Dataset entries on figures:
▬▬▬▬▬▬▬▬▬▬

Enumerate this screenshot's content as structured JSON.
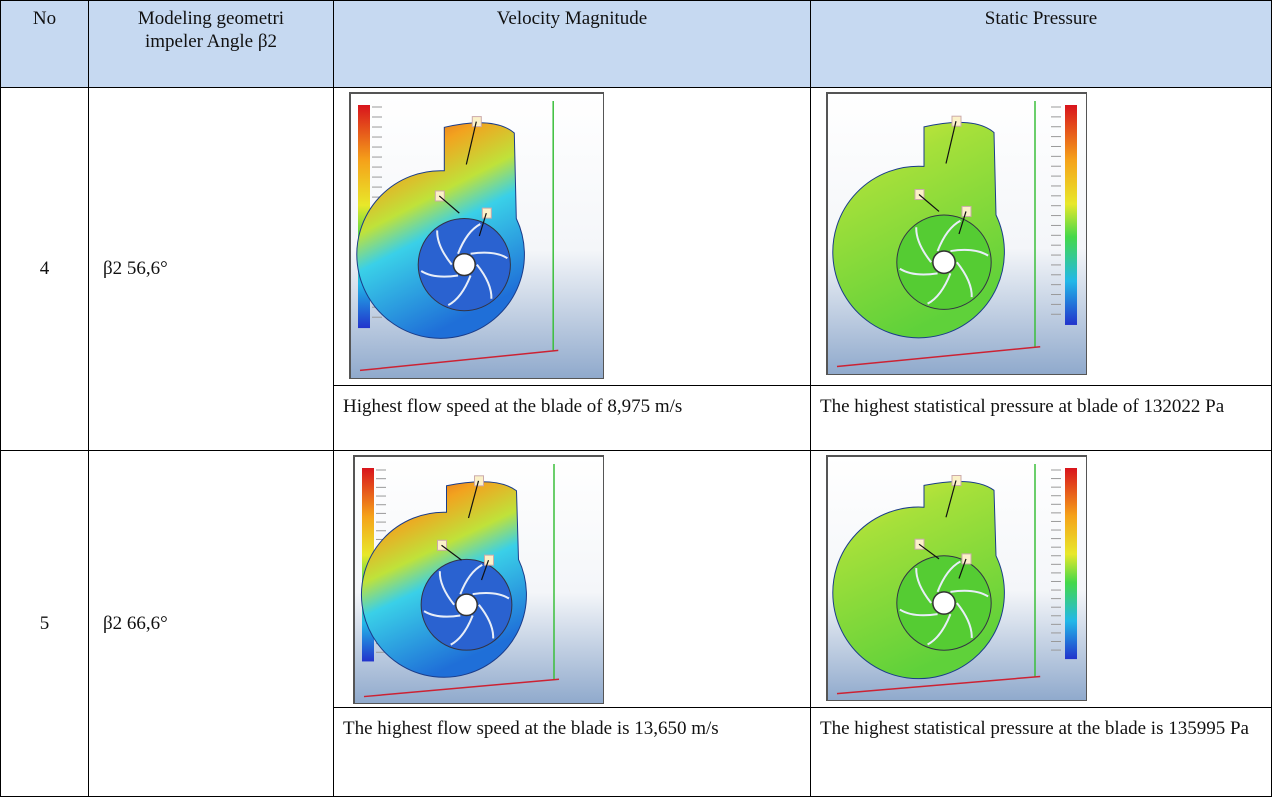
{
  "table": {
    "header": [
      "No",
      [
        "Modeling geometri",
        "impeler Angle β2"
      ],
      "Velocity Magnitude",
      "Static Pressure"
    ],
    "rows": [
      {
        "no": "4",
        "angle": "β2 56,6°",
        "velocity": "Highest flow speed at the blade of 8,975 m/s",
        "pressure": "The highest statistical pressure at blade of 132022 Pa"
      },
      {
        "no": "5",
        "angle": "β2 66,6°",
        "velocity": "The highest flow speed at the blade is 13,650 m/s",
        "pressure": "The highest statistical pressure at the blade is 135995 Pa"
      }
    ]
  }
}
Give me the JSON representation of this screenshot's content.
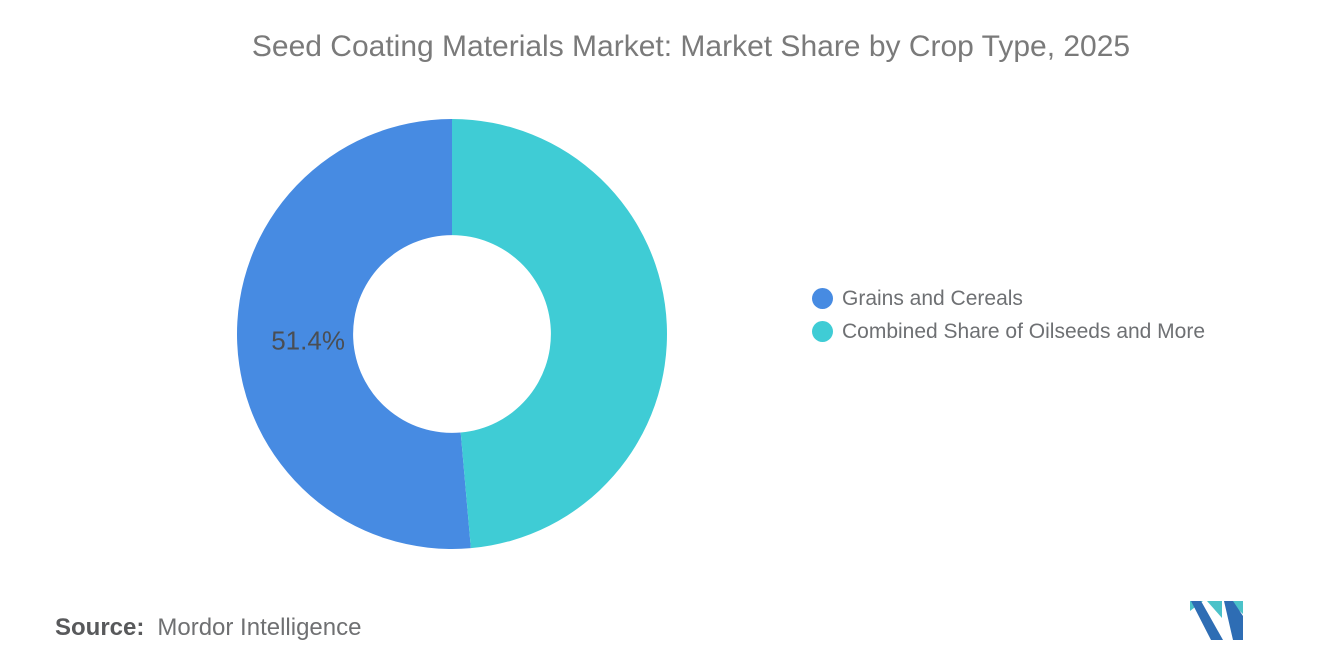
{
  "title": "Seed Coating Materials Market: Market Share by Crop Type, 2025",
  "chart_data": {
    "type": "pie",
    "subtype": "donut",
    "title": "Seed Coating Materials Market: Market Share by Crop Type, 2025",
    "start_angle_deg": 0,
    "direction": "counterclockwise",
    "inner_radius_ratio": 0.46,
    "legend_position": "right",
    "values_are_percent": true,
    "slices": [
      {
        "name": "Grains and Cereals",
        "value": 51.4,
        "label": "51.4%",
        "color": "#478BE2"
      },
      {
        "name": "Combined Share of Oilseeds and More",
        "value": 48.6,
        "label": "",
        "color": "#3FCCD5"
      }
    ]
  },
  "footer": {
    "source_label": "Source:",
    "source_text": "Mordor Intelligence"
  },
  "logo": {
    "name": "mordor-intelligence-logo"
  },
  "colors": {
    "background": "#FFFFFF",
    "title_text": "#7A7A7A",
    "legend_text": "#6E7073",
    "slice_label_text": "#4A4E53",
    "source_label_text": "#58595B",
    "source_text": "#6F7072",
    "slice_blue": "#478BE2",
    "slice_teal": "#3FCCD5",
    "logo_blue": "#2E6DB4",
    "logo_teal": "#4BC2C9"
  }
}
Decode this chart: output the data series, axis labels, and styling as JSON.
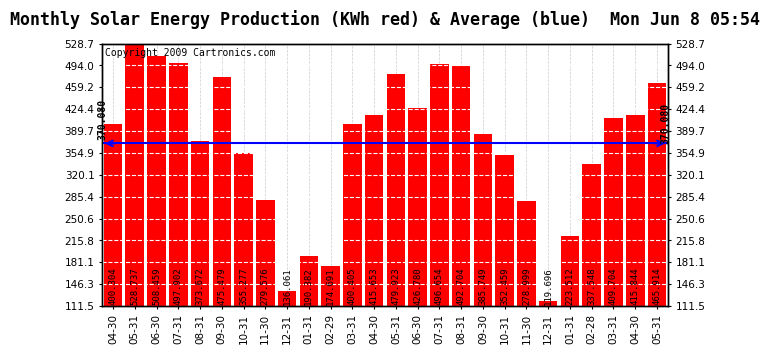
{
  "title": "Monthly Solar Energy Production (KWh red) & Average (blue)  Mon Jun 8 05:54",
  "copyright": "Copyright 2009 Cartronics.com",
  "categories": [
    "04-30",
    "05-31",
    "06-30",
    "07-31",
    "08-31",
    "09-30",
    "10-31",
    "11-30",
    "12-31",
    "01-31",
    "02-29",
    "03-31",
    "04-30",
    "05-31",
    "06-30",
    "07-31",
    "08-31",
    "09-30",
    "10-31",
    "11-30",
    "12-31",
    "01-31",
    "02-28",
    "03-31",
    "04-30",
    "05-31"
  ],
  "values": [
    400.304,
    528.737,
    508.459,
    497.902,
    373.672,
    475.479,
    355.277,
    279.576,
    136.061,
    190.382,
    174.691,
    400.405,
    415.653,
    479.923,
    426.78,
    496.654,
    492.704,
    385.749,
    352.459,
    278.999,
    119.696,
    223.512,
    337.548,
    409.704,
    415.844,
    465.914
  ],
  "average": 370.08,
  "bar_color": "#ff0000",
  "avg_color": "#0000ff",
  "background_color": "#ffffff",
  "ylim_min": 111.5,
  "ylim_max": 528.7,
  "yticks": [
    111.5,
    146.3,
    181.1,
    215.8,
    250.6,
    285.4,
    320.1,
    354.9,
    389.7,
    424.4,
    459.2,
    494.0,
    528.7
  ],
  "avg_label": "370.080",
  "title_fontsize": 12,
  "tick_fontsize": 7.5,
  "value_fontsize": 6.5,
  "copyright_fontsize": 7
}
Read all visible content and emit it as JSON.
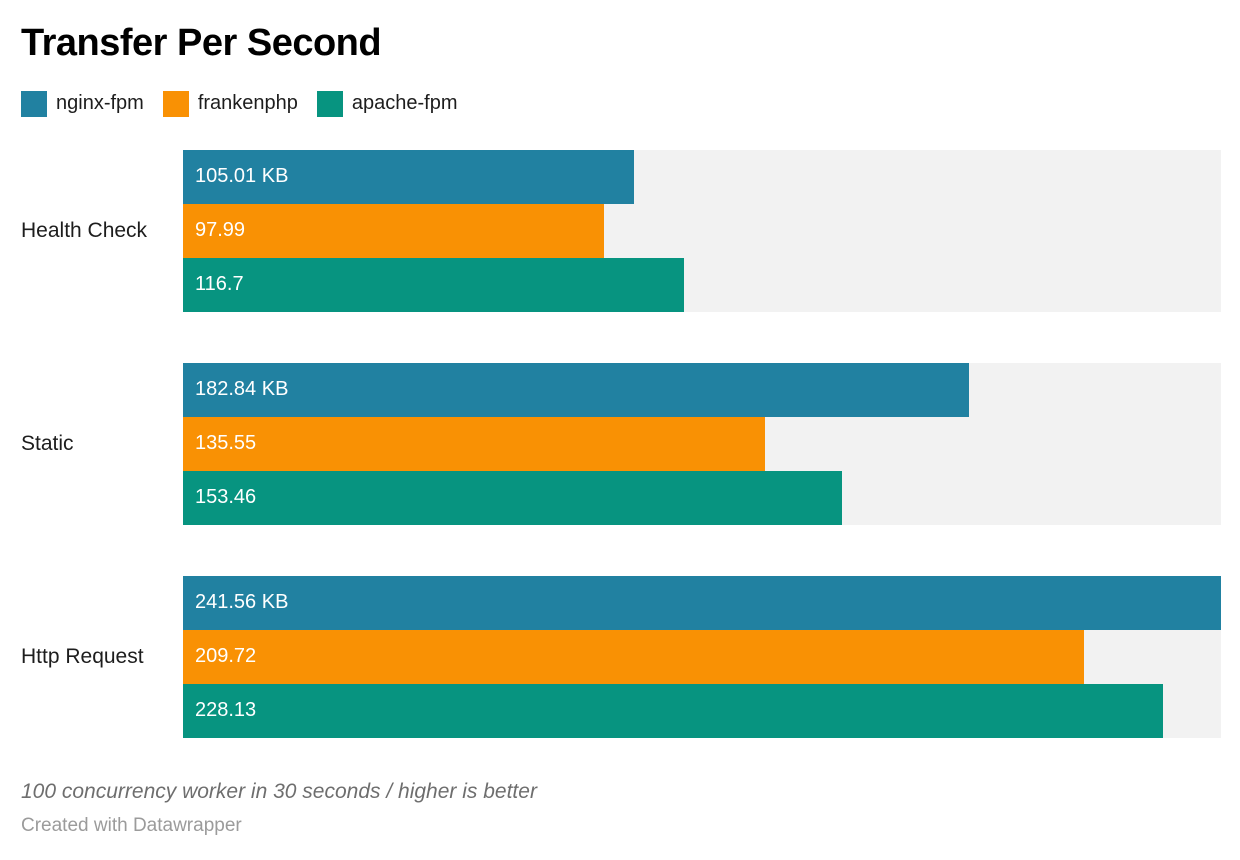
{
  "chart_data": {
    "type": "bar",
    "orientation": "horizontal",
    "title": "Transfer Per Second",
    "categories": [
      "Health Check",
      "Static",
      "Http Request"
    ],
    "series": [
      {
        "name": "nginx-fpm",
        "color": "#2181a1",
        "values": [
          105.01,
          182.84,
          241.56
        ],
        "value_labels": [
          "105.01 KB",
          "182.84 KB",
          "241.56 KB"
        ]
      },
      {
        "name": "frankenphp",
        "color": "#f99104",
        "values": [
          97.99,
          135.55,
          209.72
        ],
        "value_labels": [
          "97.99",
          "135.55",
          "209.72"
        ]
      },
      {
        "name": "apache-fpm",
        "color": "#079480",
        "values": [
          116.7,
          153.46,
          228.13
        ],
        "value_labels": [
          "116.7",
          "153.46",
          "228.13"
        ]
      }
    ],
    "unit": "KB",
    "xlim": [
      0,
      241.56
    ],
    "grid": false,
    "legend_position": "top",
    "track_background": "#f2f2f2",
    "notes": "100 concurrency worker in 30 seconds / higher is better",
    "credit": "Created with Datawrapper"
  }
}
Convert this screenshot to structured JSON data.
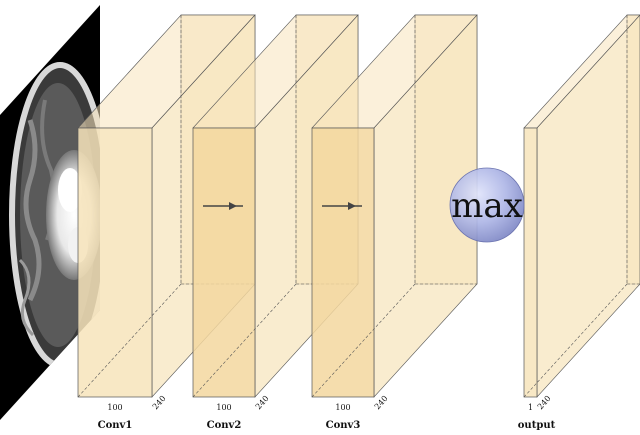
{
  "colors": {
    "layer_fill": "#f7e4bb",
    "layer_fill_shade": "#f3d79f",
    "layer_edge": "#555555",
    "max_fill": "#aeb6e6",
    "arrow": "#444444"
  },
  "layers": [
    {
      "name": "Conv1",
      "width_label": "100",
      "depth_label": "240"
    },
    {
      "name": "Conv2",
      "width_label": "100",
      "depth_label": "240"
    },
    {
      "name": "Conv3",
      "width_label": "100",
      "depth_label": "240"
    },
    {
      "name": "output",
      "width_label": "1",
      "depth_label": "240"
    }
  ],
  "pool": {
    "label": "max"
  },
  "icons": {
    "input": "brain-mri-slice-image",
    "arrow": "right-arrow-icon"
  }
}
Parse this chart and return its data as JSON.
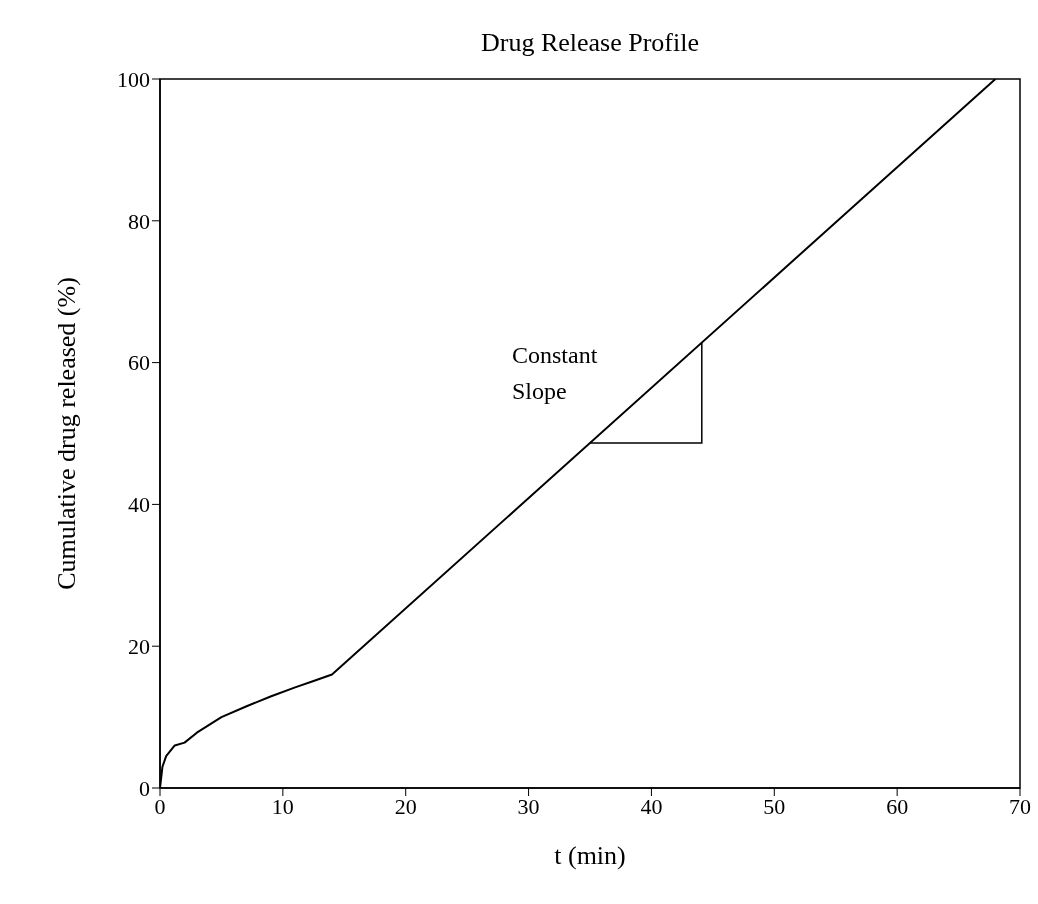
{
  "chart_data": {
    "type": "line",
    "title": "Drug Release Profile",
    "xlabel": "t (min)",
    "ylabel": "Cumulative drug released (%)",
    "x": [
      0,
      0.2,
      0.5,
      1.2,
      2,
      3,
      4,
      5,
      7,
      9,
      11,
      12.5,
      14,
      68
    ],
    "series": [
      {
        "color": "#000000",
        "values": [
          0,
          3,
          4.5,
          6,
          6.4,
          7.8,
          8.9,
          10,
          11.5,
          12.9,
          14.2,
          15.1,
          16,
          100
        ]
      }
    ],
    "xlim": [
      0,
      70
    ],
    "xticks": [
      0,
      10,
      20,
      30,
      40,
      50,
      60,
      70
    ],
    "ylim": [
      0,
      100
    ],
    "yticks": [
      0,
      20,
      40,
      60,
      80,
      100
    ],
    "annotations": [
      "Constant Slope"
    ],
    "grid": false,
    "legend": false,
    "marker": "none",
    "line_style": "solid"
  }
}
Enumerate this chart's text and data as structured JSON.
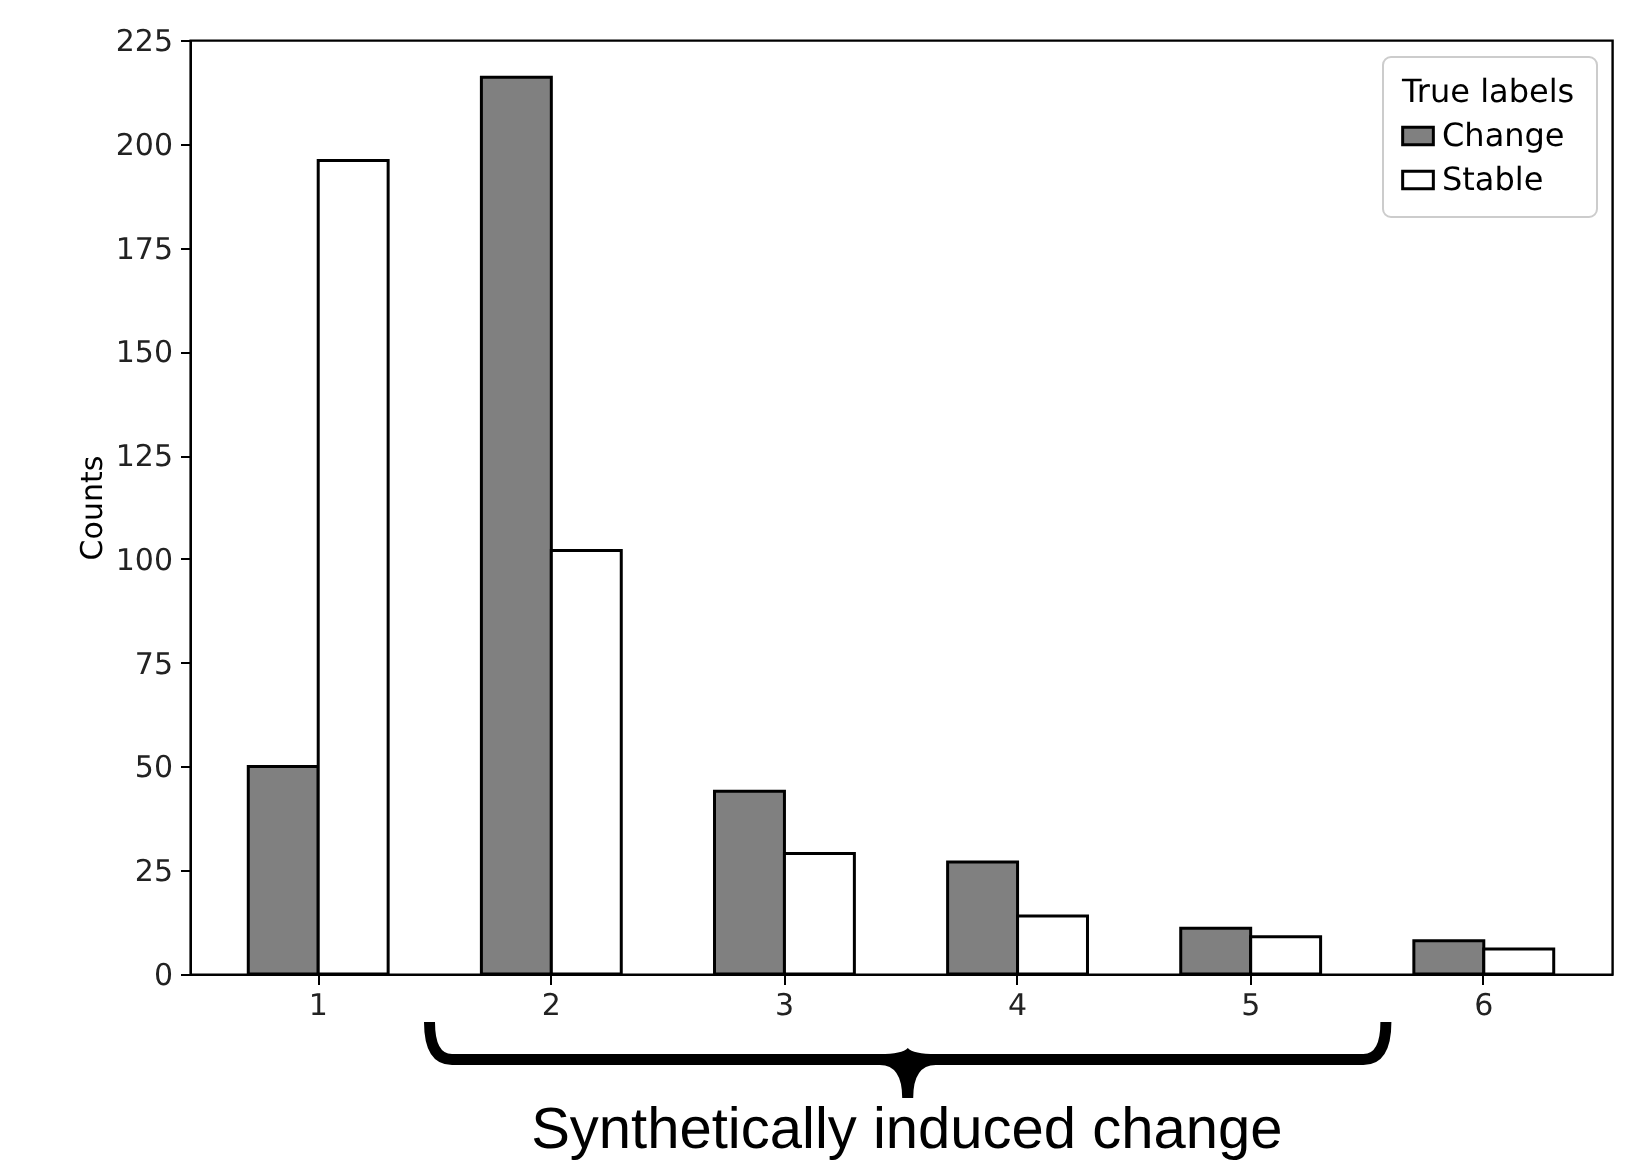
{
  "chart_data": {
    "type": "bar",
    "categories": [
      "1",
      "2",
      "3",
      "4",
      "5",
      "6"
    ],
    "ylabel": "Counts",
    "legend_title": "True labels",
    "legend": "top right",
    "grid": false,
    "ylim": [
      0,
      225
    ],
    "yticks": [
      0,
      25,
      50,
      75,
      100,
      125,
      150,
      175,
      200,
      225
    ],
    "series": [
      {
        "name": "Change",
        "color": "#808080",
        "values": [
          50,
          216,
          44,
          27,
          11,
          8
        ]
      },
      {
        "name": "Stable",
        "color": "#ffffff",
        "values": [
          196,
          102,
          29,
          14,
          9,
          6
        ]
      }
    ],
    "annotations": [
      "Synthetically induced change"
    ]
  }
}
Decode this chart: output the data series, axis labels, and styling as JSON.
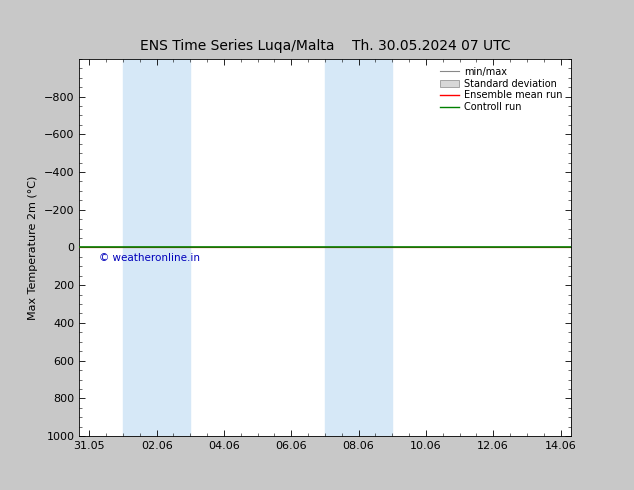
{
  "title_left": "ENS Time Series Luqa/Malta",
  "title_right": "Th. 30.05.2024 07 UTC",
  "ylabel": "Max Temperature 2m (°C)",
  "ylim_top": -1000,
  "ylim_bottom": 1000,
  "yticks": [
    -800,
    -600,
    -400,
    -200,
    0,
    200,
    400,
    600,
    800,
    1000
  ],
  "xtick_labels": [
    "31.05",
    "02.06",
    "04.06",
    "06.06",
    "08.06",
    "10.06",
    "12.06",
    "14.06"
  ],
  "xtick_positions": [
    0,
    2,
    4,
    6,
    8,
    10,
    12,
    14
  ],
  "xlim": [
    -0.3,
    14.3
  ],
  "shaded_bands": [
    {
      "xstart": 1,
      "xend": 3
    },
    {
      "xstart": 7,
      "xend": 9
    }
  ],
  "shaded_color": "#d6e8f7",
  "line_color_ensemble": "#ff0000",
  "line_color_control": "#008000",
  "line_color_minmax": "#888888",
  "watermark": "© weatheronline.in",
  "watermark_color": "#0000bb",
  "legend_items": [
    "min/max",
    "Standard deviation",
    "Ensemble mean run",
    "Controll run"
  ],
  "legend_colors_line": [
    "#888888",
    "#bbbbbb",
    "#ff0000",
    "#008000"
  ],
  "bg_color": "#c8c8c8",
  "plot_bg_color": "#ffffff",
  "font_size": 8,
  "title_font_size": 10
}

▬▬▬▬▬▬▬▬▬▬

▶ **PROBLEM REQUIREMENTS**
Pull out each line of the entries that contains "arrow".

▶ **SOLUTION TO THIS EXERCISE**
    "arrow": "#444444"
    "arrow": "right-arrow-icon"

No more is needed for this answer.